■ **TEXT SEGMENT**

——————

Time-Series Data Visualization with Apache Superset and QuestDB

QuestDB is the world's fast growing time-series database. It offers premium ingestion throughput, enhanced SQL analytics that can power through analysis, and cost-saving hardware efficiency. It's open source and integrates with many tools and languages.

One of the most common uses of a time-series database is visualizing data on a dashboard to inform business decisions. This tutorial will show you how to connect QuestDB and Apache Superset. QuestDB is an open-source time-series database and Apache Superset is an open-source data exploration and visualization platform. By combining these, you can create a dashboard displaying data from multiple tables.

Installing and starting QuestDB

If you are not yet using QuestDB, or if you are using a version lower than 7.1.2, please refer to our documentation. In my case, I start a QuestDB instance (with ephemeral storage) using Docker:

docker run \
-p 9000:9000 -p 9009:9009 -p 8812:8812 -p 9003:9003 \
questdb/questdb:7.1.2

The datasets

We will be working with two datasets that we need to download and import into QuestDB. The first one represents taxi rides in the city of New York. The original dataset is very large. Therefore, we are going to work with a subset that represents a few minutes of taxi rides on January 1st, 2018. You can download and import the dataset from the command line using curl:

curl https://raw.githubusercontent.com/javier/questdb-quickstart/main/trips.csv > trips_2018.csv
curl -F data=@trips_2018.csv 'http://localhost:9000/imp?overwrite=false&name=trips_2018&timestamp=pickup_datetime&partitionBy=DAY'

The second dataset represents energy consumption and next-day forecast at 15-minute intervals for a few European countries. We have curated a subset of the original dataset containing data for 2018. Download the data and import it to QuestDB with:

curl https://raw.githubusercontent.com/javier/questdb-quickstart/main/energy_2018.csv > energy_2018.csv
curl -F schema='[{"name":"timestamp", "type": "TIMESTAMP", "pattern": "yyyy-MM-dd HH:mm:ss"}]' -F data=@energy_2018.csv 'http://localhost:9000/imp?overwrite=false&name=energy_2018&timestamp=timestamp&partitionBy=MONTH'

If you visit your QuestDB web interface at http://localhost:9000, you should see the two new tables. You should have 999 rows in the trips_2018 table and 205189 rows in the energy_2018 table.

——————

■ **DATA PROVIDED**

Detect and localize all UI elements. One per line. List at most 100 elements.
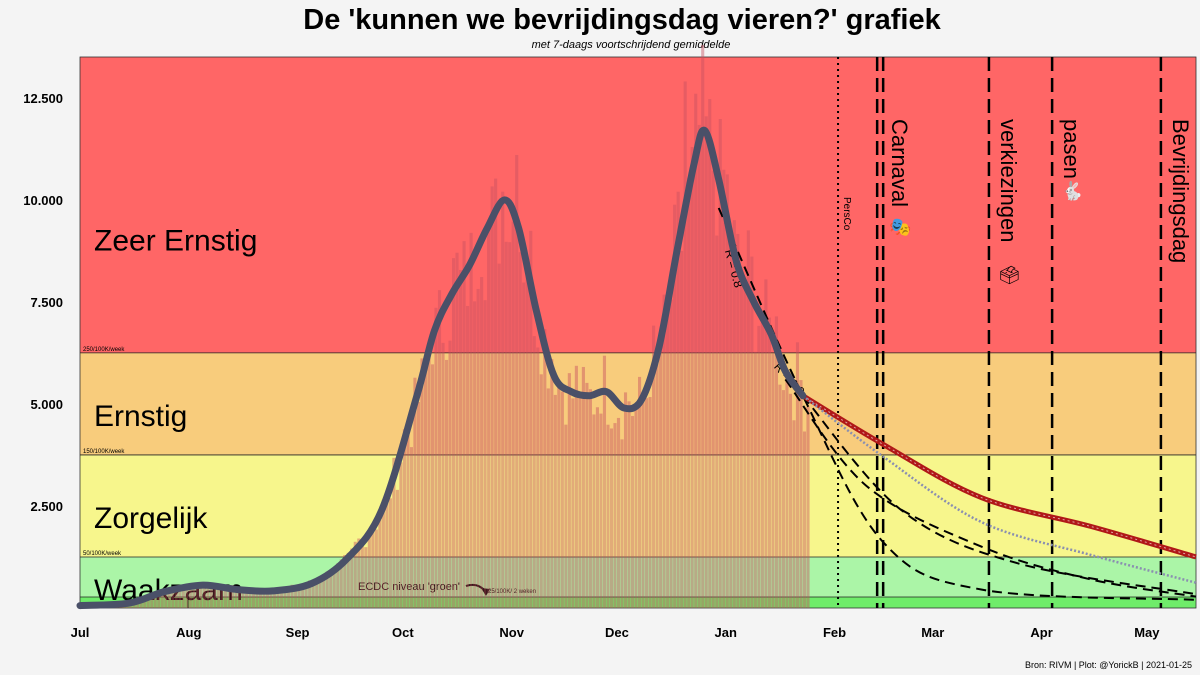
bar	[374, 529, 378, 608]
plot-frame	[79, 56, 1197, 609]
bar	[606, 424, 610, 608]
bar	[683, 81, 687, 608]
band-label-ernstig: Ernstig	[94, 400, 187, 433]
bar	[266, 592, 270, 608]
bar	[178, 590, 182, 608]
bar	[760, 322, 764, 608]
bar	[687, 177, 691, 608]
y-tick-10000: 10.000	[23, 193, 63, 208]
x-axis: Jul Aug Sep Oct Nov Dec Jan Feb Mar Apr May	[71, 625, 1161, 640]
y-tick-7500: 7.500	[30, 295, 63, 310]
bar	[385, 491, 389, 608]
bar	[164, 593, 168, 608]
bar	[599, 413, 603, 608]
projection-red-dots	[802, 395, 1197, 558]
bar	[767, 317, 771, 608]
y-axis: 2.500 5.000 7.500 10.000 12.500	[23, 91, 63, 514]
bar	[388, 498, 392, 608]
bar	[294, 588, 298, 608]
x-tick-dec: Dec	[605, 625, 629, 640]
bar	[308, 580, 312, 608]
event-label-persco: PersCo	[841, 197, 852, 231]
bar	[413, 377, 417, 608]
y-tick-5000: 5.000	[30, 397, 63, 412]
bar	[473, 301, 477, 608]
bar	[143, 598, 147, 608]
bar	[666, 296, 670, 608]
bar	[788, 393, 793, 608]
x-tick-nov: Nov	[499, 625, 524, 640]
bar	[304, 584, 308, 608]
bar	[792, 420, 796, 608]
bar	[483, 300, 487, 608]
bar	[574, 365, 578, 608]
bar	[213, 589, 217, 608]
bar	[416, 402, 421, 608]
bar	[153, 597, 157, 608]
bar	[230, 585, 235, 608]
bar	[525, 268, 529, 608]
ecdc-arrowhead	[481, 588, 490, 596]
band-note-zorgelijk: 50/100K/week	[83, 551, 122, 557]
bar	[638, 376, 642, 608]
projection-dashed-0	[717, 207, 1197, 601]
bar	[367, 535, 371, 608]
bar	[336, 563, 340, 608]
bar	[578, 395, 582, 608]
bar	[297, 586, 301, 608]
bar	[771, 353, 775, 608]
bar	[655, 347, 659, 608]
event-label-pasen: pasen	[1059, 119, 1084, 179]
bar	[322, 579, 326, 608]
bar	[216, 585, 220, 608]
bar	[223, 589, 227, 608]
bar	[174, 592, 178, 608]
bar	[659, 350, 663, 608]
bar	[395, 489, 399, 608]
bar	[781, 390, 785, 608]
event-icon-verkiezingen: 🗳	[998, 265, 1021, 286]
bar	[515, 154, 519, 608]
bar	[746, 230, 750, 609]
bar	[466, 305, 470, 608]
bar	[501, 191, 505, 608]
bar	[237, 587, 242, 608]
bar	[185, 586, 189, 608]
x-tick-apr: Apr	[1030, 625, 1052, 640]
bar	[694, 93, 698, 608]
bar	[350, 548, 354, 608]
chart-subtitle: met 7-daags voortschrijdend gemiddelde	[532, 39, 731, 51]
bar	[234, 589, 238, 608]
bar	[209, 586, 213, 608]
bar	[543, 329, 547, 608]
band-label-zorgelijk: Zorgelijk	[94, 502, 208, 535]
bar	[662, 294, 666, 608]
bar	[441, 342, 445, 608]
bar	[346, 552, 350, 608]
bar	[602, 355, 607, 608]
bar	[532, 336, 536, 608]
bar	[725, 174, 729, 608]
bar	[785, 372, 789, 608]
bar	[269, 591, 273, 608]
bar	[290, 584, 294, 608]
bar	[634, 403, 638, 608]
bar	[511, 221, 515, 609]
bar	[283, 586, 287, 608]
bar	[241, 590, 245, 608]
bar	[571, 398, 575, 608]
bar	[627, 401, 631, 608]
bar	[258, 588, 263, 608]
bar	[276, 593, 280, 608]
bar	[743, 288, 747, 608]
bar	[192, 589, 196, 608]
bar	[452, 258, 456, 608]
bar	[508, 242, 512, 608]
bar	[669, 299, 673, 608]
x-tick-feb: Feb	[823, 625, 846, 640]
bar	[592, 414, 596, 608]
ecdc-label: ECDC niveau 'groen'	[358, 581, 460, 593]
bar	[795, 342, 800, 608]
bar	[623, 392, 628, 608]
bar	[536, 347, 540, 608]
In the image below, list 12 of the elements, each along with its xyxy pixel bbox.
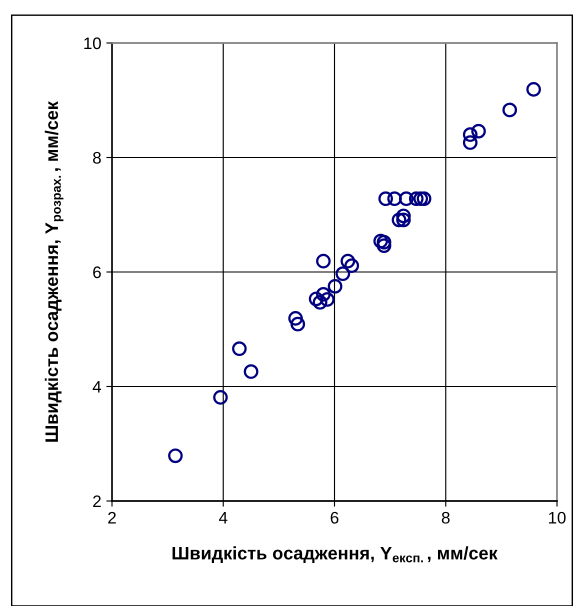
y-tick-label: 8	[93, 152, 101, 164]
x-tick-label: 10	[549, 512, 566, 524]
y-tick-label: 4	[92, 381, 102, 393]
x-axis-title: Швидкість осадження, Y$_{експ.}$, мм/сек	[172, 546, 498, 563]
x-tick-label: 2	[108, 512, 116, 524]
y-axis-title: Швидкість осадження, Y$_{розрах.}$, мм/сек	[44, 101, 64, 442]
y-tick-label: 6	[93, 266, 101, 278]
y-tick-label: 10	[84, 37, 101, 50]
y-tick-label: 2	[93, 495, 101, 508]
x-tick-label: 4	[219, 512, 228, 524]
x-tick-label: 8	[442, 512, 450, 524]
x-tick-label: 6	[330, 512, 338, 524]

——————

■ **REQUIRED WORK**
1) Please reproduce the passage of the QuestDB and Superset tutorial starting at "Time-Series Data Visualization" and ending at "tools and languages.".
2) According to the QuestDB and Superset tutorial, at what interval does the energy dataset record consumption and next-day forecast?
3) Continue the QuestDB and Superset tutorial from its last sentence.

■ **THE RESPONSES**
1)
Time-Series Data Visualization with Apache Superset and QuestDB

QuestDB is the world's fast growing time-series database. It offers premium ingestion throughput, enhanced SQL analytics that can power through analysis, and cost-saving hardware efficiency. It's open source and integrates with many tools and languages.

2) At 15-minute intervals.

3)
SELECT COUNT() FROM trips_2018;
SELECT COUNT() FROM energy_2018;

Installing and starting Apache Superset

You will also need a working installation of Apache Superset with the QuestDB-Connect module installed. See Superset integration for more details. I choose Docker to run Superset, and these are the steps to install it:

git clone https://github.com/apache/superset.git
cd superset
touch ./docker/requirements-local.txt
echo "questdb-connect==0.0.54" >> ./docker/requirements-local.txt
docker-compose build --force-rm
docker-compose -f docker-compose-non-dev.yml pull
docker-compose -f docker-compose-non-dev.yml up

By default, your Apache Superset runs at http://localhost:8088 and login credentials are admin/admin.

Apache Superset must be initialized when started for the first time. This includes setting up default databases and sample datasets. This process may take some time before it is fully functional.

Connecting QuestDB and Superset

In Superset you create charts that you add to dashboards. Charts get their data from different databases, so the first step is to configure the database connections you will use. In our case, we need to configure a single connection to QuestDB.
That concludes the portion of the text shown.